**Stated task**
Look for the string "para" and copy every line that has it.

***** Provided entries *****

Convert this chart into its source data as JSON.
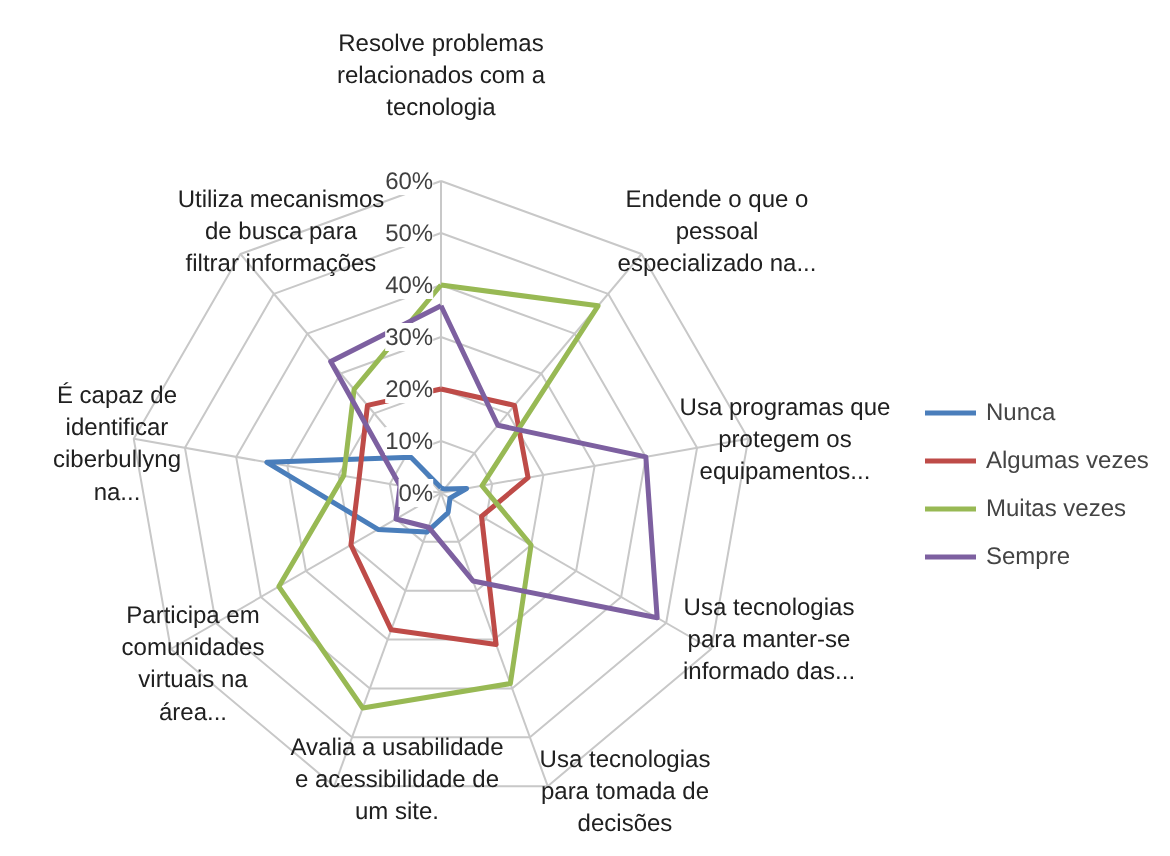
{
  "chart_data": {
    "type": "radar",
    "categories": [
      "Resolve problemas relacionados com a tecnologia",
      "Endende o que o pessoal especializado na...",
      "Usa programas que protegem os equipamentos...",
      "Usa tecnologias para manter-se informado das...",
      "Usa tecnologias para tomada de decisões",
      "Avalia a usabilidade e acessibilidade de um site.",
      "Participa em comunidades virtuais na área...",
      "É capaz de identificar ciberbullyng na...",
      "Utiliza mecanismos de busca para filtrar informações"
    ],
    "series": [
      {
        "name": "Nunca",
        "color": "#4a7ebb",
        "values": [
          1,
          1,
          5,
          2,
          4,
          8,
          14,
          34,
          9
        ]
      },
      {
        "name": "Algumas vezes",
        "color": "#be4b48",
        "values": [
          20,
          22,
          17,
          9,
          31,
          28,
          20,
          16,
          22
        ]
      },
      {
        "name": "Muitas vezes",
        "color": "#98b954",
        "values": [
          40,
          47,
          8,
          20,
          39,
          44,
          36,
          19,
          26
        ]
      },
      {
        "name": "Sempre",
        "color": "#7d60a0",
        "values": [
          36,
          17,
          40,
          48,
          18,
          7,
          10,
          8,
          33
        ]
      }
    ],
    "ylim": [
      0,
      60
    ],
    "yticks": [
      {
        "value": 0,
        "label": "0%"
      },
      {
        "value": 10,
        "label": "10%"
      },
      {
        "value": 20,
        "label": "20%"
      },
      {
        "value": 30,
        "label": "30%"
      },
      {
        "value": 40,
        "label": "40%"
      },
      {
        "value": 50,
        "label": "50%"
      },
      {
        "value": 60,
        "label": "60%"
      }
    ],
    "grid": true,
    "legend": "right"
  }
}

*****

**Result below**
      "Usa tecnologias para manter-se informado das...",
      "Usa tecnologias para tomada de decisões",
      "Utiliza mecanismos de busca para filtrar informações"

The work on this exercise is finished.